TASK MATERIAL:
START
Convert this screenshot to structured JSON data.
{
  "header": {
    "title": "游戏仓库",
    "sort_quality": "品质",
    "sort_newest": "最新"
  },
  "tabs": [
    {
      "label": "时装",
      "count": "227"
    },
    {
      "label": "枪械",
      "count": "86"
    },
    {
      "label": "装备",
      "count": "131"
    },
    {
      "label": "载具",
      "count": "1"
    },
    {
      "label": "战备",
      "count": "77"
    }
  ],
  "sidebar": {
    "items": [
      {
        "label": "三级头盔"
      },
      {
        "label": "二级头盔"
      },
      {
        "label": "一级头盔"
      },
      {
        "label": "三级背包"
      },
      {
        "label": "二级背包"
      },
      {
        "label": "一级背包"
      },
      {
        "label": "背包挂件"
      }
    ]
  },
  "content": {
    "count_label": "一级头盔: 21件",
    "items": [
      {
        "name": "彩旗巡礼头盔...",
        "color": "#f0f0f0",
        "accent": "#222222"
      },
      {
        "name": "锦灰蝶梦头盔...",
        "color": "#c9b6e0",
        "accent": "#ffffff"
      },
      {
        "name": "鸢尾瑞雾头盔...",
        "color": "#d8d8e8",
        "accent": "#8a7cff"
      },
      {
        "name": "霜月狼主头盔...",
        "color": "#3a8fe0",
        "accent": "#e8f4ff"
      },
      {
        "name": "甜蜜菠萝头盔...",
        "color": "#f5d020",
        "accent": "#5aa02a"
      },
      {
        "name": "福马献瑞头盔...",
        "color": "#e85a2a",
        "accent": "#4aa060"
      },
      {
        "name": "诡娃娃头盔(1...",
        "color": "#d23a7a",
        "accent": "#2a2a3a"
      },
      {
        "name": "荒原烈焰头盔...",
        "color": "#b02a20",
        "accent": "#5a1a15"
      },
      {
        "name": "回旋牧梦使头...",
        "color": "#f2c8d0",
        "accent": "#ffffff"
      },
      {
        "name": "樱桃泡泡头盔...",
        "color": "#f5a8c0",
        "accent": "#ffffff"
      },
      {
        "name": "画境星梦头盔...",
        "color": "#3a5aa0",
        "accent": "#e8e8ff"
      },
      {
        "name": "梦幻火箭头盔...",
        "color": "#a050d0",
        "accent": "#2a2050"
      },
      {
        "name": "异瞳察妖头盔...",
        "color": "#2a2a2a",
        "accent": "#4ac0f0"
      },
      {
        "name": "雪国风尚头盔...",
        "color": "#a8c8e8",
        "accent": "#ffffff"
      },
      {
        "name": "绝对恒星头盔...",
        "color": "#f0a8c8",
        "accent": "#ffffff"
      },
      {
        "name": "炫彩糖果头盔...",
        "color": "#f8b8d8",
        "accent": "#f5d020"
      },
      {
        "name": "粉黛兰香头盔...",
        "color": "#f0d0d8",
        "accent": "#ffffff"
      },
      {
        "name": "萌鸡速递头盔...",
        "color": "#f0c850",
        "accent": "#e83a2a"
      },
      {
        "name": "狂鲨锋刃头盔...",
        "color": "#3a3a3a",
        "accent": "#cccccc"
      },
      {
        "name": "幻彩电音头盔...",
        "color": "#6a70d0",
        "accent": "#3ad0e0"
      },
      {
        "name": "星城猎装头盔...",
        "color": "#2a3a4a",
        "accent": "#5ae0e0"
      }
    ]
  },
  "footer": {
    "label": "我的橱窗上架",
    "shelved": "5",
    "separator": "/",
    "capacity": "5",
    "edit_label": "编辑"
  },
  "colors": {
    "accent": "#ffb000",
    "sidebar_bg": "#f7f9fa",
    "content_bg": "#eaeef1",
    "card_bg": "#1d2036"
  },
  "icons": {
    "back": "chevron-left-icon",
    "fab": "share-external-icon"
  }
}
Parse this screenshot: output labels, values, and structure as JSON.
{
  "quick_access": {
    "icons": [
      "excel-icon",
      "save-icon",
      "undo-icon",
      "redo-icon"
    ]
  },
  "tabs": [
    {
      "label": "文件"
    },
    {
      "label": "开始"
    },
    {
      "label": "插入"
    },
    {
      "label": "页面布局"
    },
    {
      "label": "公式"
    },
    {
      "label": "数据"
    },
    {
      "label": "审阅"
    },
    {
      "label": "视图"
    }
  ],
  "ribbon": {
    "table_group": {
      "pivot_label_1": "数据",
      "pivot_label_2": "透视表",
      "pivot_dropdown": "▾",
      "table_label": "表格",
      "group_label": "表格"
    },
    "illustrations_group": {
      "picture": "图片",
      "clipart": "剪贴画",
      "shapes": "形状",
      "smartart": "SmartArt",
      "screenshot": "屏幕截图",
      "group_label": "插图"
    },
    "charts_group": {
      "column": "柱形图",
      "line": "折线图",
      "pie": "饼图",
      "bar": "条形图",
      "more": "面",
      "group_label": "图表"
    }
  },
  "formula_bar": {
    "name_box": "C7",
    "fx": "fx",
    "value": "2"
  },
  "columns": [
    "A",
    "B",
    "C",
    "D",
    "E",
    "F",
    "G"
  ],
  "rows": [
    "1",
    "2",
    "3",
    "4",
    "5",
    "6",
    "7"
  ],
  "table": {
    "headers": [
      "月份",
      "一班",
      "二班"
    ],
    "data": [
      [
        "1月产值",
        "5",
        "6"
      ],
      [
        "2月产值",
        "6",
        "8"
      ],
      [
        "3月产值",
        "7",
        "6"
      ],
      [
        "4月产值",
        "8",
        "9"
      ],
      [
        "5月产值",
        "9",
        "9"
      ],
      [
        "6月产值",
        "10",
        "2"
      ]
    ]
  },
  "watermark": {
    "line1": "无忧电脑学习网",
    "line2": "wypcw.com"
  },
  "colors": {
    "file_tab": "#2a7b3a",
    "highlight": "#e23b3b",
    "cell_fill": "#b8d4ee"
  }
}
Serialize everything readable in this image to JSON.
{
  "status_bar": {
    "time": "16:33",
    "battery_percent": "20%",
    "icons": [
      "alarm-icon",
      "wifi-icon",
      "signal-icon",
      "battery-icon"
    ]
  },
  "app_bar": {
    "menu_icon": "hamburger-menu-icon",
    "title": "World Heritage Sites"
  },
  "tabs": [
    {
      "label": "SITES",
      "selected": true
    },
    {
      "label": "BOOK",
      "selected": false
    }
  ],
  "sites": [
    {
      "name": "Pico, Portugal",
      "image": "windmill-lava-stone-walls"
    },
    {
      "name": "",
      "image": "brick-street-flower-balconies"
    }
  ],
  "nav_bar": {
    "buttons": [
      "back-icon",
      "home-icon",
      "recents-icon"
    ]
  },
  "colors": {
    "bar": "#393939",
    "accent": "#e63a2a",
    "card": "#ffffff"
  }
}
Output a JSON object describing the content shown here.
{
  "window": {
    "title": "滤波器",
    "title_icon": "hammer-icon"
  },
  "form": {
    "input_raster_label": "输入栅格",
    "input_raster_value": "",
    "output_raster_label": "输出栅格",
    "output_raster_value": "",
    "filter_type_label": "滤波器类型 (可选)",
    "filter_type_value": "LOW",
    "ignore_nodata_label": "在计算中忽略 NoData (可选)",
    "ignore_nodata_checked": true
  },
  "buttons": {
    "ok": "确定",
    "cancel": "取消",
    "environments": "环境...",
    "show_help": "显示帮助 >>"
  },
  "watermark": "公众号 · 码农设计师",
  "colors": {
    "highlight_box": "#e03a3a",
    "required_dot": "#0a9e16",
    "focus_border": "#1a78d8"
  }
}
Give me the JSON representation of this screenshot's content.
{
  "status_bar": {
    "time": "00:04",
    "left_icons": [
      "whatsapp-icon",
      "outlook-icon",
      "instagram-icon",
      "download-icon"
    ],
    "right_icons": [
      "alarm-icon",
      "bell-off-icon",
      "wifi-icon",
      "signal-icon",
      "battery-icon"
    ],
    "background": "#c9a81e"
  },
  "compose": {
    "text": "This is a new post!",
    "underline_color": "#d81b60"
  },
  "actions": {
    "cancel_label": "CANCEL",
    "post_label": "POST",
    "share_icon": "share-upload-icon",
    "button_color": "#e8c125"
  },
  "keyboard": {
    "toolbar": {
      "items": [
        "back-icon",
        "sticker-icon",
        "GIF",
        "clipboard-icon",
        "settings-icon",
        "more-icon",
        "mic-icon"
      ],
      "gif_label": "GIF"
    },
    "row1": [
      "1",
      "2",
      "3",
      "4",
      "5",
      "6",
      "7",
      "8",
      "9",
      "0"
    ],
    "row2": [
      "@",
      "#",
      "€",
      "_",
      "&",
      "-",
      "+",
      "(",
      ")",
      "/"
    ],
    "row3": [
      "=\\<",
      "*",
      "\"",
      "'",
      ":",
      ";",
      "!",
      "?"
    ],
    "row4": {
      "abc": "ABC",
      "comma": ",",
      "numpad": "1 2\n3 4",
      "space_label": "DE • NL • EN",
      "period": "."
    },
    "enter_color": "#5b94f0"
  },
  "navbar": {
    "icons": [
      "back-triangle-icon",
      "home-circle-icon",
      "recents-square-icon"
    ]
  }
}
END
Reproduce only the lines running from the one with "Give me the" through the final line of the listing above, both ends included.

SOLVED EXERCISE:
Give me the JSON representation of this screenshot's content.
{
  "status_bar": {
    "time": "00:04",
    "left_icons": [
      "whatsapp-icon",
      "outlook-icon",
      "instagram-icon",
      "download-icon"
    ],
    "right_icons": [
      "alarm-icon",
      "bell-off-icon",
      "wifi-icon",
      "signal-icon",
      "battery-icon"
    ],
    "background": "#c9a81e"
  },
  "compose": {
    "text": "This is a new post!",
    "underline_color": "#d81b60"
  },
  "actions": {
    "cancel_label": "CANCEL",
    "post_label": "POST",
    "share_icon": "share-upload-icon",
    "button_color": "#e8c125"
  },
  "keyboard": {
    "toolbar": {
      "items": [
        "back-icon",
        "sticker-icon",
        "GIF",
        "clipboard-icon",
        "settings-icon",
        "more-icon",
        "mic-icon"
      ],
      "gif_label": "GIF"
    },
    "row1": [
      "1",
      "2",
      "3",
      "4",
      "5",
      "6",
      "7",
      "8",
      "9",
      "0"
    ],
    "row2": [
      "@",
      "#",
      "€",
      "_",
      "&",
      "-",
      "+",
      "(",
      ")",
      "/"
    ],
    "row3": [
      "=\\<",
      "*",
      "\"",
      "'",
      ":",
      ";",
      "!",
      "?"
    ],
    "row4": {
      "abc": "ABC",
      "comma": ",",
      "numpad": "1 2\n3 4",
      "space_label": "DE • NL • EN",
      "period": "."
    },
    "enter_color": "#5b94f0"
  },
  "navbar": {
    "icons": [
      "back-triangle-icon",
      "home-circle-icon",
      "recents-square-icon"
    ]
  }
}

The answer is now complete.